● **Goal of the exercise**
Reproduce the rows verbatim, beginning with the first row and ending with the line that contains "Give bounding boxes", including both ends. Leave the pictures out of your answer.

[Page element annotations]

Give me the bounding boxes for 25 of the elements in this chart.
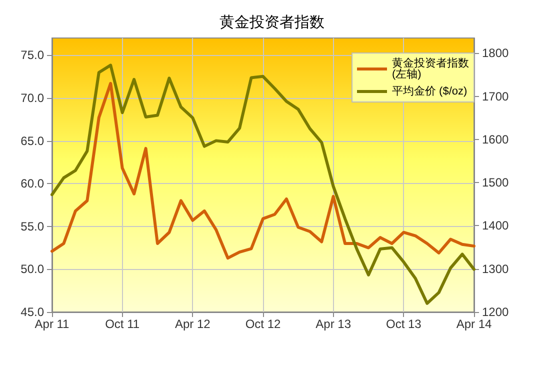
y-tick-label: 65.0	[20, 134, 44, 148]
legend-label: 平均金价 ($/oz)	[392, 86, 468, 98]
y2-tick-label: 1500	[482, 176, 510, 190]
y-tick-label: 60.0	[20, 176, 44, 191]
y-tick-label: 45.0	[20, 305, 44, 319]
x-tick-label: Apr 14	[456, 317, 492, 331]
line-series	[50, 82, 476, 260]
y2-tick-label: 1300	[482, 262, 510, 276]
y-tick-label: 55.0	[20, 219, 44, 234]
y-tick-label: 70.0	[20, 90, 44, 105]
y2-tick-label: 1700	[482, 89, 510, 104]
legend-label: 黄金投资者指数 (左轴)	[392, 56, 469, 80]
y-tick-label: 50.0	[20, 262, 44, 276]
y2-tick-label: 1600	[482, 132, 510, 146]
y2-tick-label: 1800	[482, 46, 510, 60]
x-tick-label: Apr 11	[34, 317, 70, 331]
x-tick-label: Oct 12	[245, 317, 281, 331]
x-tick-label: Apr 13	[316, 317, 352, 331]
x-tick-label: Apr 12	[174, 317, 211, 331]
y2-tick-label: 1400	[482, 218, 510, 233]
x-tick-label: Oct 11	[105, 317, 140, 331]
chart-title: 黄金投资者指数	[220, 14, 324, 31]
y-tick-label: 75.0	[20, 48, 44, 62]
y2-tick-label: 1200	[482, 305, 510, 319]
x-tick-label: Oct 13	[386, 317, 422, 331]
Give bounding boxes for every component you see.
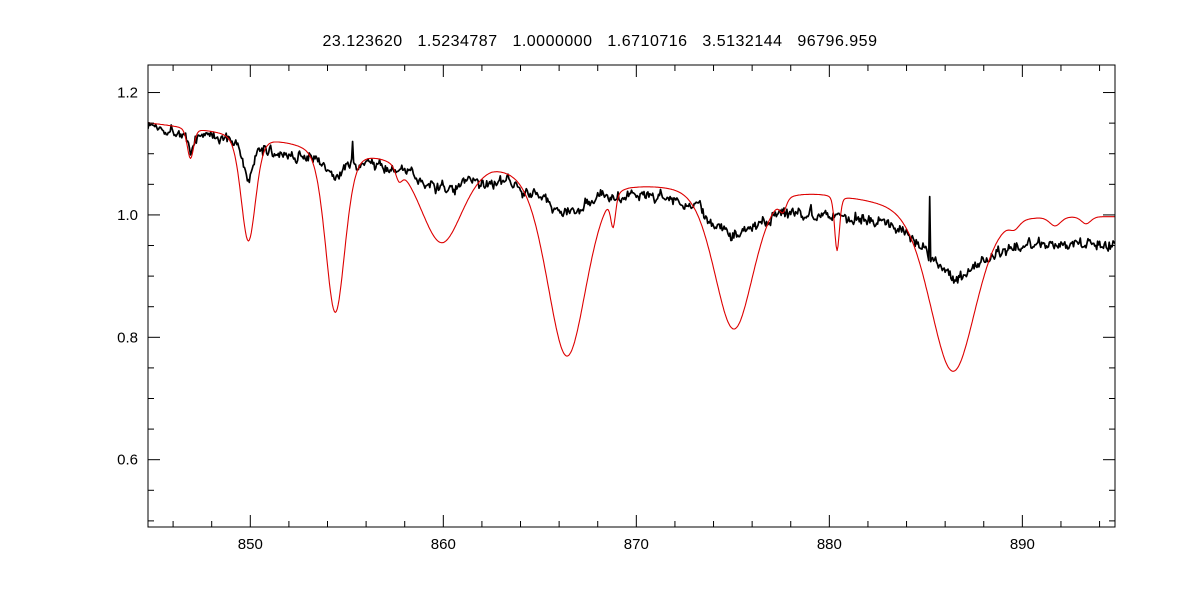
x-tick-label: 870 bbox=[624, 536, 649, 553]
x-tick-label: 880 bbox=[817, 536, 842, 553]
plot-frame bbox=[147, 64, 1116, 528]
y-tick-label: 0.6 bbox=[117, 452, 138, 469]
plot-title: 23.123620 1.5234787 1.0000000 1.6710716 … bbox=[322, 33, 878, 50]
x-tick-label: 860 bbox=[431, 536, 456, 553]
x-tick-label: 890 bbox=[1010, 536, 1035, 553]
y-tick-label: 1.0 bbox=[117, 207, 138, 224]
y-tick-label: 1.2 bbox=[117, 85, 138, 102]
y-tick-label: 0.8 bbox=[117, 329, 138, 346]
model-spectrum-line bbox=[148, 122, 1115, 372]
series-group bbox=[148, 121, 1115, 372]
observed-spectrum-line bbox=[148, 121, 1115, 284]
x-tick-label: 850 bbox=[238, 536, 263, 553]
axes: 850 860 870 880 890 0.6 0.8 1.0 1.2 bbox=[117, 64, 1116, 553]
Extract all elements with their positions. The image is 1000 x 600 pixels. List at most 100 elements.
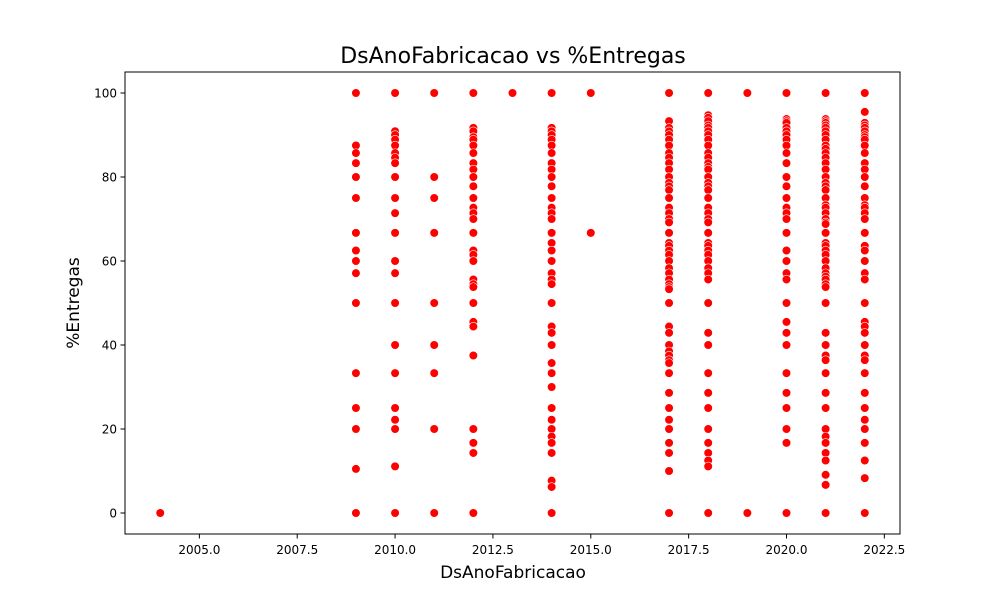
data-point [664, 284, 674, 294]
data-point [429, 228, 439, 238]
data-point [547, 214, 557, 224]
data-point [664, 438, 674, 448]
data-point [547, 328, 557, 338]
data-point [390, 88, 400, 98]
data-point [351, 424, 361, 434]
data-point [781, 181, 792, 191]
data-point [351, 148, 361, 158]
data-point [664, 466, 674, 476]
data-point [547, 256, 557, 266]
data-point [468, 282, 478, 292]
data-point [860, 455, 870, 466]
y-axis-label: %Entregas [64, 257, 84, 349]
data-point [468, 214, 478, 224]
data-point [390, 424, 400, 434]
data-point [860, 228, 870, 238]
data-point [429, 172, 439, 182]
data-point [155, 508, 165, 518]
data-point [781, 438, 792, 448]
data-point [429, 340, 439, 350]
data-point [468, 193, 478, 203]
data-point [390, 368, 400, 378]
data-point [468, 256, 478, 266]
data-point [468, 298, 478, 308]
data-point [860, 274, 870, 285]
data-point [429, 424, 439, 434]
data-point [781, 340, 792, 350]
data-point [351, 158, 361, 168]
data-point [781, 274, 792, 285]
data-point [860, 368, 870, 378]
data-point [860, 424, 870, 434]
data-point [781, 298, 792, 308]
data-point [860, 214, 870, 224]
data-point [547, 193, 557, 203]
data-point [468, 321, 478, 332]
data-point [429, 508, 439, 518]
data-point [351, 298, 361, 308]
data-point [860, 403, 870, 413]
data-point [860, 473, 870, 483]
data-point [351, 228, 361, 238]
data-point [664, 368, 674, 378]
data-point [547, 438, 557, 448]
data-point [781, 214, 792, 224]
chart-title: DsAnoFabricacao vs %Entregas [340, 44, 686, 69]
data-point [664, 298, 674, 308]
data-point [781, 193, 792, 203]
data-point [468, 448, 478, 458]
data-point [860, 355, 870, 365]
data-point [781, 317, 792, 327]
data-point [821, 355, 831, 365]
data-point [351, 245, 361, 256]
data-point [821, 282, 831, 292]
x-axis-label: DsAnoFabricacao [440, 563, 586, 583]
data-point [703, 193, 713, 203]
x-tick-label: 2015.0 [570, 543, 612, 557]
data-point [390, 461, 400, 471]
data-point [860, 298, 870, 308]
data-point [664, 403, 674, 413]
data-point [860, 181, 870, 191]
x-tick-label: 2007.5 [276, 543, 318, 557]
data-point [547, 340, 557, 350]
data-point [703, 88, 713, 98]
data-point [703, 185, 713, 195]
x-tick-label: 2005.0 [178, 543, 220, 557]
data-point [547, 148, 557, 158]
data-point [468, 172, 478, 182]
data-point [821, 388, 831, 398]
data-point [547, 279, 557, 289]
data-point [468, 88, 478, 98]
data-point [703, 424, 713, 434]
y-tick-label: 60 [102, 254, 117, 268]
data-point [703, 340, 713, 350]
data-point [664, 328, 674, 338]
data-point [664, 228, 674, 238]
data-point [860, 172, 870, 182]
data-point [821, 480, 831, 490]
data-point [390, 298, 400, 308]
data-point [547, 482, 557, 492]
data-point [468, 350, 478, 361]
data-point [468, 148, 478, 158]
data-point [547, 368, 557, 378]
data-point [429, 88, 439, 98]
data-point [351, 268, 361, 278]
data-point [860, 508, 870, 518]
x-tick-label: 2010.0 [374, 543, 416, 557]
data-point [429, 298, 439, 308]
data-point [351, 368, 361, 378]
data-point [351, 256, 361, 266]
data-point [547, 245, 557, 256]
data-point [781, 256, 792, 266]
data-point [586, 88, 596, 98]
y-tick-label: 20 [102, 422, 117, 436]
data-point [821, 455, 831, 466]
data-point [821, 403, 831, 413]
data-point [821, 340, 831, 350]
data-point [547, 382, 557, 392]
data-point [860, 438, 870, 448]
y-axis-ticks: 0 20 40 60 80 100 [94, 86, 125, 520]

● **Result below**
Give me the bounding boxes for 25 of the elements in this chart.
y-tick-label: 65.0	[20, 134, 44, 148]
legend-label: 平均金价 ($/oz)	[392, 86, 468, 98]
y2-tick-label: 1500	[482, 176, 510, 190]
y-tick-label: 60.0	[20, 176, 44, 191]
y-tick-label: 45.0	[20, 305, 44, 319]
x-tick-label: Apr 14	[456, 317, 492, 331]
line-series	[50, 82, 476, 260]
y2-tick-label: 1300	[482, 262, 510, 276]
y-tick-label: 55.0	[20, 219, 44, 234]
y-tick-label: 70.0	[20, 90, 44, 105]
y2-tick-label: 1700	[482, 89, 510, 104]
legend-label: 黄金投资者指数 (左轴)	[392, 56, 469, 80]
y-tick-label: 50.0	[20, 262, 44, 276]
y2-tick-label: 1600	[482, 132, 510, 146]
y2-tick-label: 1800	[482, 46, 510, 60]
x-tick-label: Apr 11	[34, 317, 70, 331]
x-tick-label: Oct 12	[245, 317, 281, 331]
x-tick-label: Apr 13	[316, 317, 352, 331]
x-tick-label: Apr 12	[174, 317, 211, 331]
y2-tick-label: 1400	[482, 218, 510, 233]
x-tick-label: Oct 11	[105, 317, 140, 331]
chart-title: 黄金投资者指数	[220, 14, 324, 31]
y-tick-label: 75.0	[20, 48, 44, 62]
y2-tick-label: 1200	[482, 305, 510, 319]
x-tick-label: Oct 13	[386, 317, 422, 331]
Give bounding boxes for every component you see.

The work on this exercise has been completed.